+++ Supplied records

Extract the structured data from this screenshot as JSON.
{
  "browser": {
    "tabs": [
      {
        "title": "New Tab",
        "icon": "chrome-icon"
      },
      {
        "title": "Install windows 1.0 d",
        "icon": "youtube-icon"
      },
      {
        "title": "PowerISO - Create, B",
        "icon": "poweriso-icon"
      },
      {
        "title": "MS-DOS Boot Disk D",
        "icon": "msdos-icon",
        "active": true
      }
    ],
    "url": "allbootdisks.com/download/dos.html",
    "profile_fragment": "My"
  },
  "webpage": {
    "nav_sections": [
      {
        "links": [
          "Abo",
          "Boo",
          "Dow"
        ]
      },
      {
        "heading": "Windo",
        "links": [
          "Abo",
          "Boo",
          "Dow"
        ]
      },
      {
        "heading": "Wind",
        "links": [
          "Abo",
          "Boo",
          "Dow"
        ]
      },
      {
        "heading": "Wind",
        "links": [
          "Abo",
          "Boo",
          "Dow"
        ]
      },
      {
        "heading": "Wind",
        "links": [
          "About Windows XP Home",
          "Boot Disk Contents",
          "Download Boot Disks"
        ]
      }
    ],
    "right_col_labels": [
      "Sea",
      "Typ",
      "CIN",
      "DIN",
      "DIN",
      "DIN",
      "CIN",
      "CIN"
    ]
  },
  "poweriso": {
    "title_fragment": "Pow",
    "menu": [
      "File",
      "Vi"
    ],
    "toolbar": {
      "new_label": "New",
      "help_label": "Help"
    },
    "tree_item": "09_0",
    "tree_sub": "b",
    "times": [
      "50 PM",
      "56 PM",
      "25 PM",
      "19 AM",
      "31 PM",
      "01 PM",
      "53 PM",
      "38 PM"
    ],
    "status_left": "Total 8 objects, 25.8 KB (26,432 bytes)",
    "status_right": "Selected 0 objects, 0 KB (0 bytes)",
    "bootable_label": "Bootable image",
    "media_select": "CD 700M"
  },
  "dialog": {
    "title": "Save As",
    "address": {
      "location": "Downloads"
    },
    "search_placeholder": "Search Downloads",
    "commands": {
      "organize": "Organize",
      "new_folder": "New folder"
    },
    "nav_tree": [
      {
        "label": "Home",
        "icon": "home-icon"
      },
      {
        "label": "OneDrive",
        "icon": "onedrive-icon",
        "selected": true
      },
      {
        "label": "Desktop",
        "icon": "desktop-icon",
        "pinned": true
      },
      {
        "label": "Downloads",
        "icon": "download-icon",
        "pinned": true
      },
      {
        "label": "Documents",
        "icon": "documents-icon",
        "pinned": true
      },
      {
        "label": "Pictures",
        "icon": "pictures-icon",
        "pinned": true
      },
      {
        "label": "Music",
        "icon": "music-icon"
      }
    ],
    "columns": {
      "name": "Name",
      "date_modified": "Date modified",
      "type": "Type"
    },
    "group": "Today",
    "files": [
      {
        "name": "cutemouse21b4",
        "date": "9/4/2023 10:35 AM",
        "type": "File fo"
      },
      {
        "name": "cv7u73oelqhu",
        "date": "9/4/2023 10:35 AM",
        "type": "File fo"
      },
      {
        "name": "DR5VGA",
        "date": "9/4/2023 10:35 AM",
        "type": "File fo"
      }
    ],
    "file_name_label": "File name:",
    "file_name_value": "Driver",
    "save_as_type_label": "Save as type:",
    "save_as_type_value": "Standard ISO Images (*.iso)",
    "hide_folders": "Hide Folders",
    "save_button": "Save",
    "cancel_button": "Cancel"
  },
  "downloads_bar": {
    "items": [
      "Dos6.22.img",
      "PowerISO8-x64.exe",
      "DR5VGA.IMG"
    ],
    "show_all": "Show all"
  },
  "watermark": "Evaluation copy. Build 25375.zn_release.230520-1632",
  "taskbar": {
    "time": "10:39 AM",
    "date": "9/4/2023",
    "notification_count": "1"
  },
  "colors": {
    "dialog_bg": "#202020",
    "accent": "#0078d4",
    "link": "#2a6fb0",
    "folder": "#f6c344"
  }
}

++++++
+++ Supplied records

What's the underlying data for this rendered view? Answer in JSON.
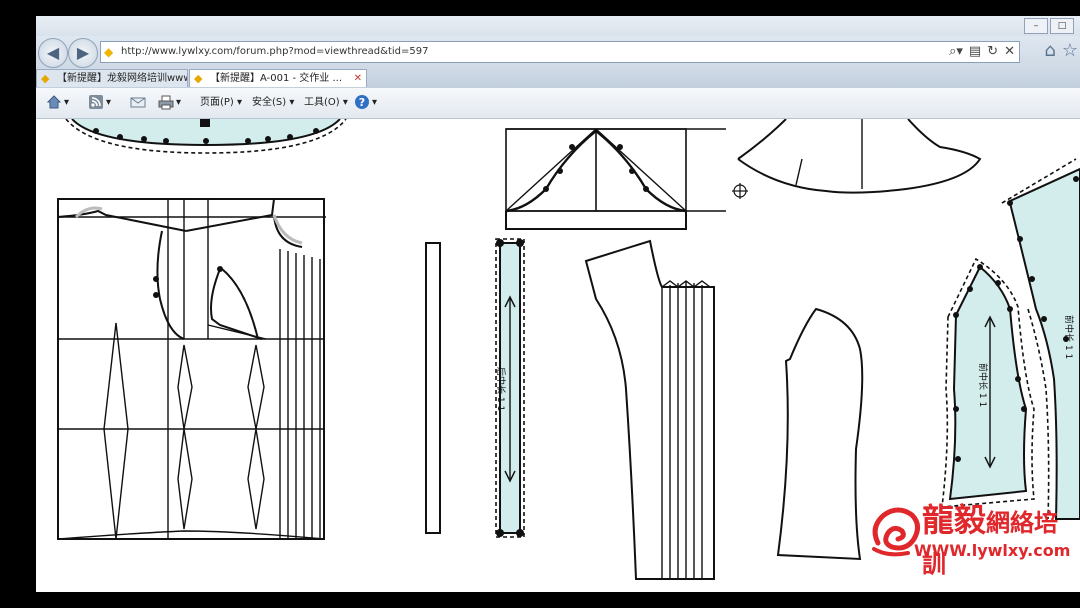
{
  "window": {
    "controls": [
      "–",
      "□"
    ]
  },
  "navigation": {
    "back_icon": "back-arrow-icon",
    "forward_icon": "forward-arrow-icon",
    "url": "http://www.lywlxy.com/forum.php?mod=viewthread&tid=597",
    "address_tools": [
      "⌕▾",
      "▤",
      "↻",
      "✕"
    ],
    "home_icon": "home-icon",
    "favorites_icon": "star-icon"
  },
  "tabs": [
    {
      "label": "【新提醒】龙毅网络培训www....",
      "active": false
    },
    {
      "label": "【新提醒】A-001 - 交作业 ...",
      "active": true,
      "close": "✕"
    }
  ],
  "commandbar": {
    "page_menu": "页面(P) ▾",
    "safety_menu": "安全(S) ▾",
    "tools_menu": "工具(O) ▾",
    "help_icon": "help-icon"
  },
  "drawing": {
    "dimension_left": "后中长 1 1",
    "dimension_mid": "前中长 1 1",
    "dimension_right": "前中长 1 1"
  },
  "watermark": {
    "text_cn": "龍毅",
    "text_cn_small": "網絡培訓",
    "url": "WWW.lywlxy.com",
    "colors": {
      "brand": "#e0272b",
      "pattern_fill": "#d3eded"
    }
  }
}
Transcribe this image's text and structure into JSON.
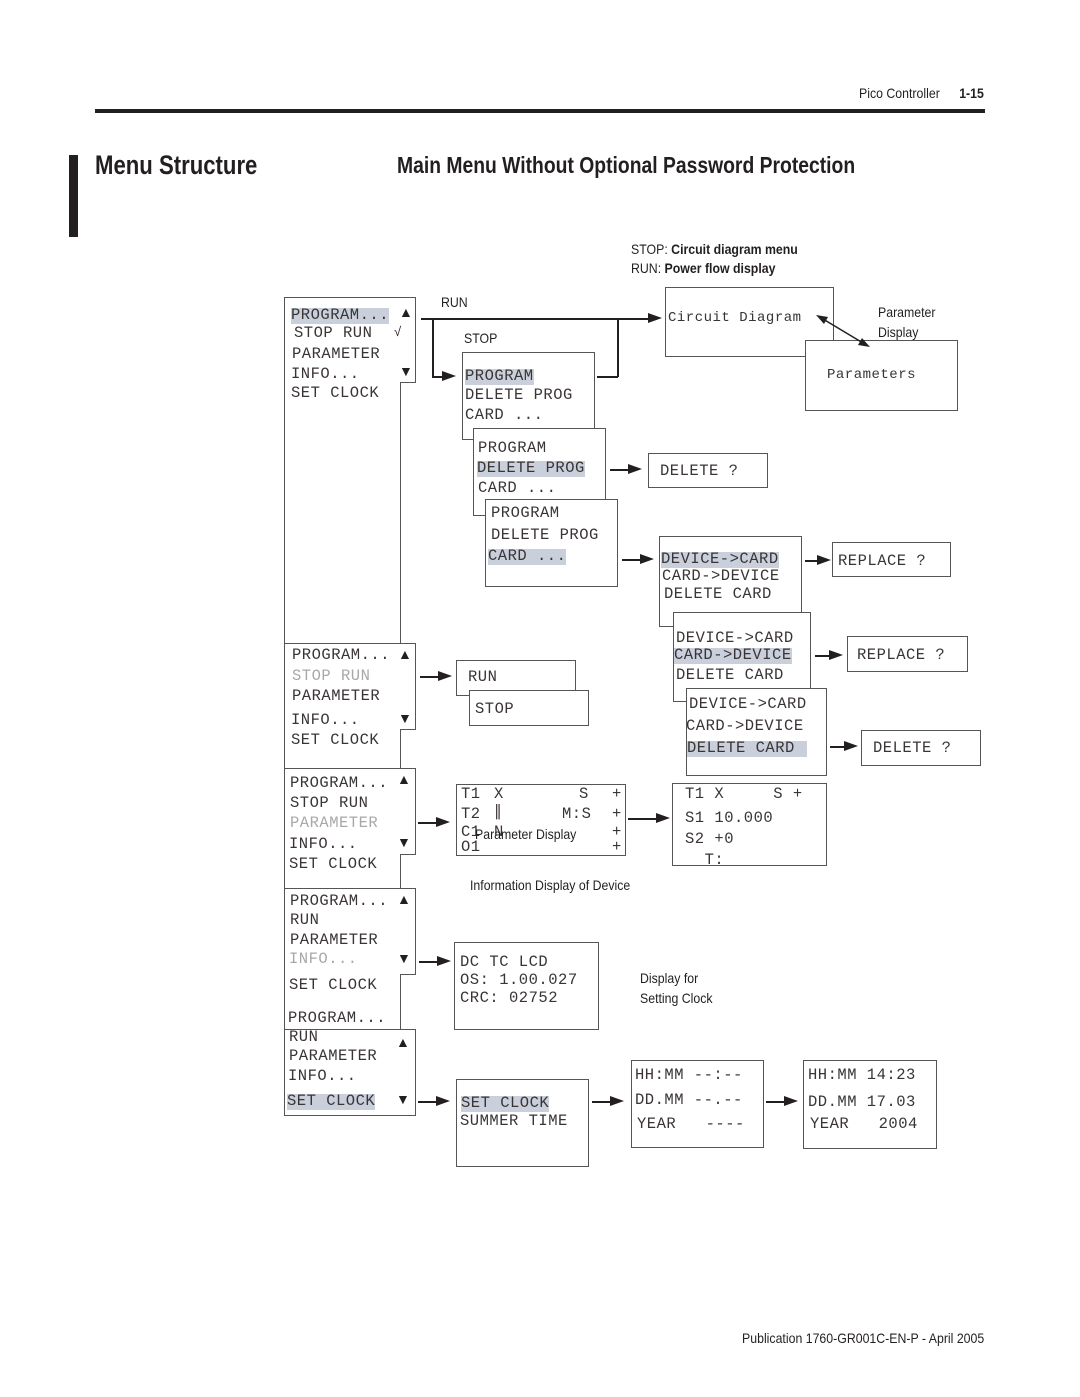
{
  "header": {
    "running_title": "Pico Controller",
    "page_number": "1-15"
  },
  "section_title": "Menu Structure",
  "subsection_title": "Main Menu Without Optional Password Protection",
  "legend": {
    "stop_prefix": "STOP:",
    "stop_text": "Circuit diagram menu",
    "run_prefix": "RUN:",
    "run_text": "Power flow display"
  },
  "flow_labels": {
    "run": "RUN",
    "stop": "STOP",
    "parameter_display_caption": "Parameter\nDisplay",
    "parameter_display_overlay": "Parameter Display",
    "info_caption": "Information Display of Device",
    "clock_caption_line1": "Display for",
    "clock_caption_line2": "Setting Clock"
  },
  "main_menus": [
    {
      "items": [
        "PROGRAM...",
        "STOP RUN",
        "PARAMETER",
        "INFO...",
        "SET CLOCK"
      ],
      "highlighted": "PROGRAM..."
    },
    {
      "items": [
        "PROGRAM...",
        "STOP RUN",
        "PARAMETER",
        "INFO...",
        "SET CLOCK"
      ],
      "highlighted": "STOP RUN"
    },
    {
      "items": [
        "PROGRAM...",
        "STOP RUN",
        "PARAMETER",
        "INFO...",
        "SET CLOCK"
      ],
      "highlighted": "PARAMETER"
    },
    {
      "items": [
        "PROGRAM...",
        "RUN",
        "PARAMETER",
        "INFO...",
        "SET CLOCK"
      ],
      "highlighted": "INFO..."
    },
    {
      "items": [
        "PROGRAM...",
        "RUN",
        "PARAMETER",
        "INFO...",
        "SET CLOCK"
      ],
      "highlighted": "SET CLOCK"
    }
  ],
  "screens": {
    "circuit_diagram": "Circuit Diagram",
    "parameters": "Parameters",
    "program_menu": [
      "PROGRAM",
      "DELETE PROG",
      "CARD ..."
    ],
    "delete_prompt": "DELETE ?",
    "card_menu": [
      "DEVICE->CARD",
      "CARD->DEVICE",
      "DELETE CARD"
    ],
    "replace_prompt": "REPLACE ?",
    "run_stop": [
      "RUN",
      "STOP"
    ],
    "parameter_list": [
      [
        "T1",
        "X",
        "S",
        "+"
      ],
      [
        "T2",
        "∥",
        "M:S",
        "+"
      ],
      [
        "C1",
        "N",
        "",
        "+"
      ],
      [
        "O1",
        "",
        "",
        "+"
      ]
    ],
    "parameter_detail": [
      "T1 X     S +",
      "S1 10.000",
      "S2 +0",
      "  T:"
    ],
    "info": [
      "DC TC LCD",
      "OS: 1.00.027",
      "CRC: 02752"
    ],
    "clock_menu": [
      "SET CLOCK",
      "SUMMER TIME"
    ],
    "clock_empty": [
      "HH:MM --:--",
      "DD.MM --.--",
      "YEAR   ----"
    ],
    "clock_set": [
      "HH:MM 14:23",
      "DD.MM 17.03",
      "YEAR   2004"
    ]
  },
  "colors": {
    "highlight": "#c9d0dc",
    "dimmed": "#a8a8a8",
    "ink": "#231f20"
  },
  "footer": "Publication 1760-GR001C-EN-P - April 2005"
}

++++++

= Work instructions =
Find and copy each line above that includes the string "lywlxy".

= Response to the task =
    "url": "http://www.lywlxy.com/forum.php?mod=viewthread&tid=597",
    "url": "WWW.lywlxy.com",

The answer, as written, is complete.